> WHAT NEEDS TO BE DONE:
Would you transcribe the listing that follows, character for character, and omit its images?

> EXTRACTED MATERIAL:
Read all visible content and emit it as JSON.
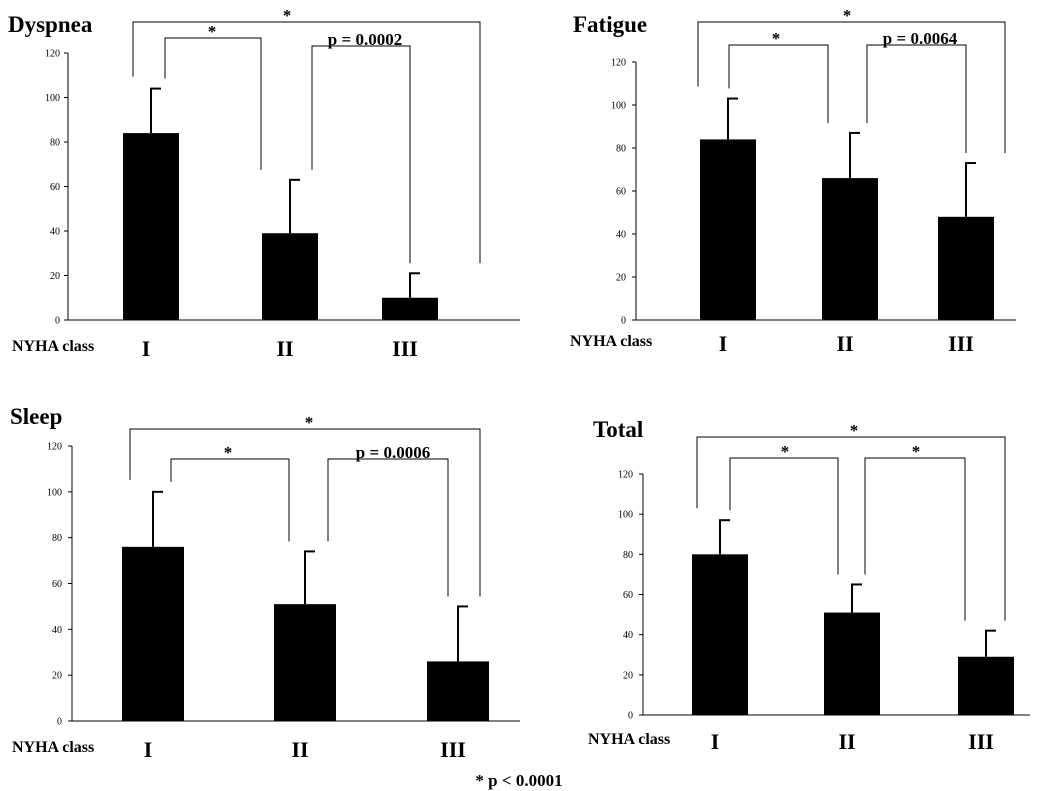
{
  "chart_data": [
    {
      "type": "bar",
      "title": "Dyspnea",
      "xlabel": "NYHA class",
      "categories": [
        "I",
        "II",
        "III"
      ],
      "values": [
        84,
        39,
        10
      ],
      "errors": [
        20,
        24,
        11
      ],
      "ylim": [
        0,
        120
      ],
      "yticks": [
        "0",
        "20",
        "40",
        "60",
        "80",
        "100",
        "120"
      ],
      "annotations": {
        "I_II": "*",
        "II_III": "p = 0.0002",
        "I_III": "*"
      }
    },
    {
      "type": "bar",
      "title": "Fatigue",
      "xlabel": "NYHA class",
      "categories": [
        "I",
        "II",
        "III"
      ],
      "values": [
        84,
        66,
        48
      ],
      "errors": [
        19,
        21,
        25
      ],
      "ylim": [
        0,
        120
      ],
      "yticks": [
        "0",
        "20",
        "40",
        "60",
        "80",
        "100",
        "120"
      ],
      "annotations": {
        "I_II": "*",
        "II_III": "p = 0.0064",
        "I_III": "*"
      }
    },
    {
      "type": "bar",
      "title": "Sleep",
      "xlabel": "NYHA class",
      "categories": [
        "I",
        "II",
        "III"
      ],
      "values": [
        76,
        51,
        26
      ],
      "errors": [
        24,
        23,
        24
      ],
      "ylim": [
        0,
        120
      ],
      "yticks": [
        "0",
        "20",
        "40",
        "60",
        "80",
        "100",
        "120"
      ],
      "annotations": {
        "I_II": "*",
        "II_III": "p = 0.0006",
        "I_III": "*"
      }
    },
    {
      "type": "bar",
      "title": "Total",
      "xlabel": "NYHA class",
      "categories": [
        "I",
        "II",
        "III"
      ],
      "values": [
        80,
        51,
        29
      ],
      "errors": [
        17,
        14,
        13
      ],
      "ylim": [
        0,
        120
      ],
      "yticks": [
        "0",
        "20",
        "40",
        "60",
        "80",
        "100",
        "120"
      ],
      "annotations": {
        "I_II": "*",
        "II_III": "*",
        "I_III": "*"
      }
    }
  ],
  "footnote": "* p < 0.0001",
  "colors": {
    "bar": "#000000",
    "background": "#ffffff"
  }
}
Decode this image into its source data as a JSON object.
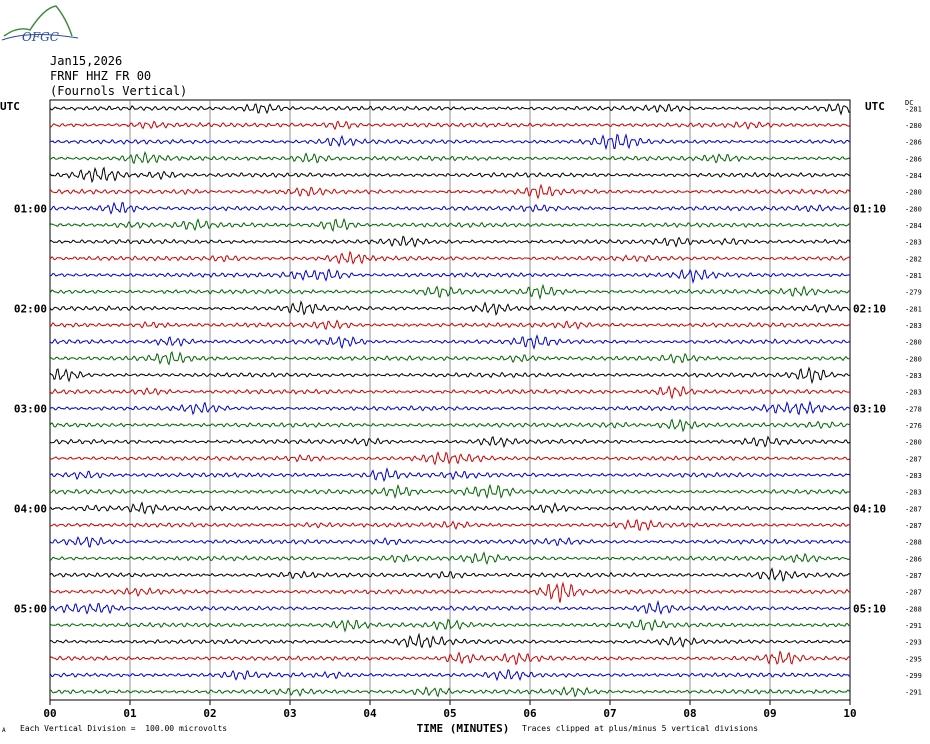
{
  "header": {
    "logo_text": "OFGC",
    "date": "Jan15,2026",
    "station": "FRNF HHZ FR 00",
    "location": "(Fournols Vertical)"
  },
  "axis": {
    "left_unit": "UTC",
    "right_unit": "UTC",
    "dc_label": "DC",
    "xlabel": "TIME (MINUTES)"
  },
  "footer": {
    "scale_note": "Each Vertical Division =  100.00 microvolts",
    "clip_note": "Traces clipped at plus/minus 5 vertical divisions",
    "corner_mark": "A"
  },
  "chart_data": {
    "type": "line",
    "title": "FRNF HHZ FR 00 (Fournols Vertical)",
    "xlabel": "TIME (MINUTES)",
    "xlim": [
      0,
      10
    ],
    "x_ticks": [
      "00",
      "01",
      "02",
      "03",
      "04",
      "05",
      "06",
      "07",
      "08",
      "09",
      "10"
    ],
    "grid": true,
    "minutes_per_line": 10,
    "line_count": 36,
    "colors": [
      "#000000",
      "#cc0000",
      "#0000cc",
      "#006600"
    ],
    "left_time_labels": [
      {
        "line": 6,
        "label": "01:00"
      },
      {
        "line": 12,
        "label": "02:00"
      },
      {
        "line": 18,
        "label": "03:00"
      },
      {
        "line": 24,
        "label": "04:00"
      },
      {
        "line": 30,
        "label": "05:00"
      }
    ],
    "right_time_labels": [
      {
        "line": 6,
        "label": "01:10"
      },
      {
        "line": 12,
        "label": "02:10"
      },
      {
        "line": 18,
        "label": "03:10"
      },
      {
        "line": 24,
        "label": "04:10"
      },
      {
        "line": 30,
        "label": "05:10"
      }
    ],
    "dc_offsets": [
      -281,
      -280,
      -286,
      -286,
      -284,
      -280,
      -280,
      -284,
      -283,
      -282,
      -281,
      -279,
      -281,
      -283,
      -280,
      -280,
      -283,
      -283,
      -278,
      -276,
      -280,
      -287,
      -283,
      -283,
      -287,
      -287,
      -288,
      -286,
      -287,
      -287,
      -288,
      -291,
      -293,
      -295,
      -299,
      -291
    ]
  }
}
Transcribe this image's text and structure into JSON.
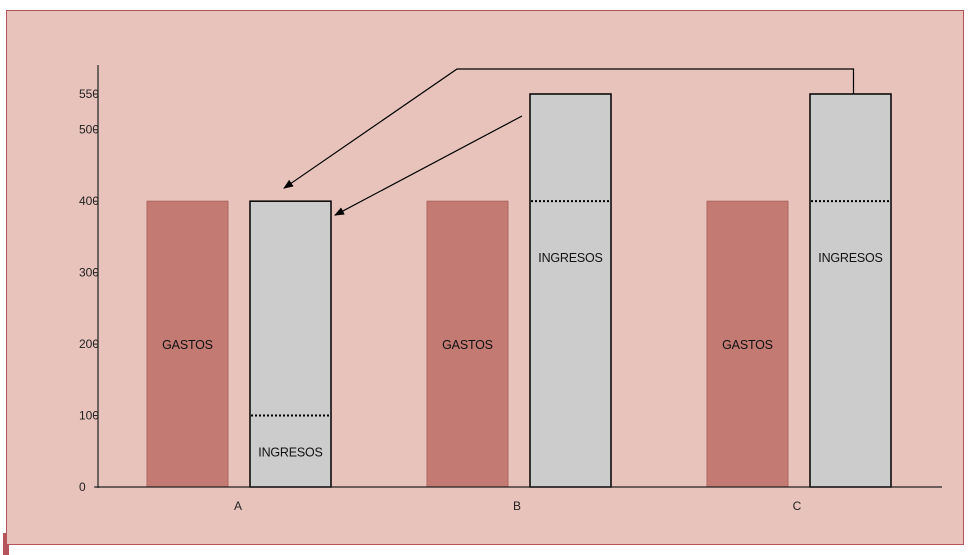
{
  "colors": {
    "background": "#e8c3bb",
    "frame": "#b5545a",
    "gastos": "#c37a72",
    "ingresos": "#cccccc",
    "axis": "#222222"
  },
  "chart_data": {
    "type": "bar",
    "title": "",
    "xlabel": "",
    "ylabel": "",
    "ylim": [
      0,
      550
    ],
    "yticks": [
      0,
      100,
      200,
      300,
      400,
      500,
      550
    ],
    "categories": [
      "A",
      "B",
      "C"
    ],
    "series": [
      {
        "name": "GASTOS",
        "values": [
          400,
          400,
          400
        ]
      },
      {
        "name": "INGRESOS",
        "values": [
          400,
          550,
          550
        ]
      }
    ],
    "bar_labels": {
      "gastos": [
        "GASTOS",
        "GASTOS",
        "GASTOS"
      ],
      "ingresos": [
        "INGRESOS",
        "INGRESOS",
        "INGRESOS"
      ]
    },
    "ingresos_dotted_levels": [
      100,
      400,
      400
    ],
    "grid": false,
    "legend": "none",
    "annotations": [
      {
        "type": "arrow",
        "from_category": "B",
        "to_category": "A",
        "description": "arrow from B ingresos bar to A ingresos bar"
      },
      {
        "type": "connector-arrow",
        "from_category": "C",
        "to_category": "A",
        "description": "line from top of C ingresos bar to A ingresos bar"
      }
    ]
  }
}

> COMPLETED EXERCISE:
Read all visible content and emit it as JSON.
{
  "chart_data": [
    {
      "type": "bar",
      "title": "Dyspnea",
      "xlabel": "NYHA class",
      "categories": [
        "I",
        "II",
        "III"
      ],
      "values": [
        84,
        39,
        10
      ],
      "errors": [
        20,
        24,
        11
      ],
      "ylim": [
        0,
        120
      ],
      "yticks": [
        "0",
        "20",
        "40",
        "60",
        "80",
        "100",
        "120"
      ],
      "annotations": {
        "I_II": "*",
        "II_III": "p = 0.0002",
        "I_III": "*"
      }
    },
    {
      "type": "bar",
      "title": "Fatigue",
      "xlabel": "NYHA class",
      "categories": [
        "I",
        "II",
        "III"
      ],
      "values": [
        84,
        66,
        48
      ],
      "errors": [
        19,
        21,
        25
      ],
      "ylim": [
        0,
        120
      ],
      "yticks": [
        "0",
        "20",
        "40",
        "60",
        "80",
        "100",
        "120"
      ],
      "annotations": {
        "I_II": "*",
        "II_III": "p = 0.0064",
        "I_III": "*"
      }
    },
    {
      "type": "bar",
      "title": "Sleep",
      "xlabel": "NYHA class",
      "categories": [
        "I",
        "II",
        "III"
      ],
      "values": [
        76,
        51,
        26
      ],
      "errors": [
        24,
        23,
        24
      ],
      "ylim": [
        0,
        120
      ],
      "yticks": [
        "0",
        "20",
        "40",
        "60",
        "80",
        "100",
        "120"
      ],
      "annotations": {
        "I_II": "*",
        "II_III": "p = 0.0006",
        "I_III": "*"
      }
    },
    {
      "type": "bar",
      "title": "Total",
      "xlabel": "NYHA class",
      "categories": [
        "I",
        "II",
        "III"
      ],
      "values": [
        80,
        51,
        29
      ],
      "errors": [
        17,
        14,
        13
      ],
      "ylim": [
        0,
        120
      ],
      "yticks": [
        "0",
        "20",
        "40",
        "60",
        "80",
        "100",
        "120"
      ],
      "annotations": {
        "I_II": "*",
        "II_III": "*",
        "I_III": "*"
      }
    }
  ],
  "footnote": "* p < 0.0001",
  "colors": {
    "bar": "#000000",
    "background": "#ffffff"
  }
}
Decode this image into its source data as a JSON object.
{
  "header": {
    "logo_text": "OFGC",
    "date": "Jan15,2026",
    "station": "FRNF HHZ FR 00",
    "location": "(Fournols Vertical)"
  },
  "axis": {
    "left_unit": "UTC",
    "right_unit": "UTC",
    "dc_label": "DC",
    "xlabel": "TIME (MINUTES)"
  },
  "footer": {
    "scale_note": "Each Vertical Division =  100.00 microvolts",
    "clip_note": "Traces clipped at plus/minus 5 vertical divisions",
    "corner_mark": "A"
  },
  "chart_data": {
    "type": "line",
    "title": "FRNF HHZ FR 00 (Fournols Vertical)",
    "xlabel": "TIME (MINUTES)",
    "xlim": [
      0,
      10
    ],
    "x_ticks": [
      "00",
      "01",
      "02",
      "03",
      "04",
      "05",
      "06",
      "07",
      "08",
      "09",
      "10"
    ],
    "grid": true,
    "minutes_per_line": 10,
    "line_count": 36,
    "colors": [
      "#000000",
      "#cc0000",
      "#0000cc",
      "#006600"
    ],
    "left_time_labels": [
      {
        "line": 6,
        "label": "01:00"
      },
      {
        "line": 12,
        "label": "02:00"
      },
      {
        "line": 18,
        "label": "03:00"
      },
      {
        "line": 24,
        "label": "04:00"
      },
      {
        "line": 30,
        "label": "05:00"
      }
    ],
    "right_time_labels": [
      {
        "line": 6,
        "label": "01:10"
      },
      {
        "line": 12,
        "label": "02:10"
      },
      {
        "line": 18,
        "label": "03:10"
      },
      {
        "line": 24,
        "label": "04:10"
      },
      {
        "line": 30,
        "label": "05:10"
      }
    ],
    "dc_offsets": [
      -281,
      -280,
      -286,
      -286,
      -284,
      -280,
      -280,
      -284,
      -283,
      -282,
      -281,
      -279,
      -281,
      -283,
      -280,
      -280,
      -283,
      -283,
      -278,
      -276,
      -280,
      -287,
      -283,
      -283,
      -287,
      -287,
      -288,
      -286,
      -287,
      -287,
      -288,
      -291,
      -293,
      -295,
      -299,
      -291
    ]
  }
}
Transcribe this image's text and structure into JSON.
{
  "colors": {
    "background": "#e8c3bb",
    "frame": "#b5545a",
    "gastos": "#c37a72",
    "ingresos": "#cccccc",
    "axis": "#222222"
  },
  "chart_data": {
    "type": "bar",
    "title": "",
    "xlabel": "",
    "ylabel": "",
    "ylim": [
      0,
      550
    ],
    "yticks": [
      0,
      100,
      200,
      300,
      400,
      500,
      550
    ],
    "categories": [
      "A",
      "B",
      "C"
    ],
    "series": [
      {
        "name": "GASTOS",
        "values": [
          400,
          400,
          400
        ]
      },
      {
        "name": "INGRESOS",
        "values": [
          400,
          550,
          550
        ]
      }
    ],
    "bar_labels": {
      "gastos": [
        "GASTOS",
        "GASTOS",
        "GASTOS"
      ],
      "ingresos": [
        "INGRESOS",
        "INGRESOS",
        "INGRESOS"
      ]
    },
    "ingresos_dotted_levels": [
      100,
      400,
      400
    ],
    "grid": false,
    "legend": "none",
    "annotations": [
      {
        "type": "arrow",
        "from_category": "B",
        "to_category": "A",
        "description": "arrow from B ingresos bar to A ingresos bar"
      },
      {
        "type": "connector-arrow",
        "from_category": "C",
        "to_category": "A",
        "description": "line from top of C ingresos bar to A ingresos bar"
      }
    ]
  }
}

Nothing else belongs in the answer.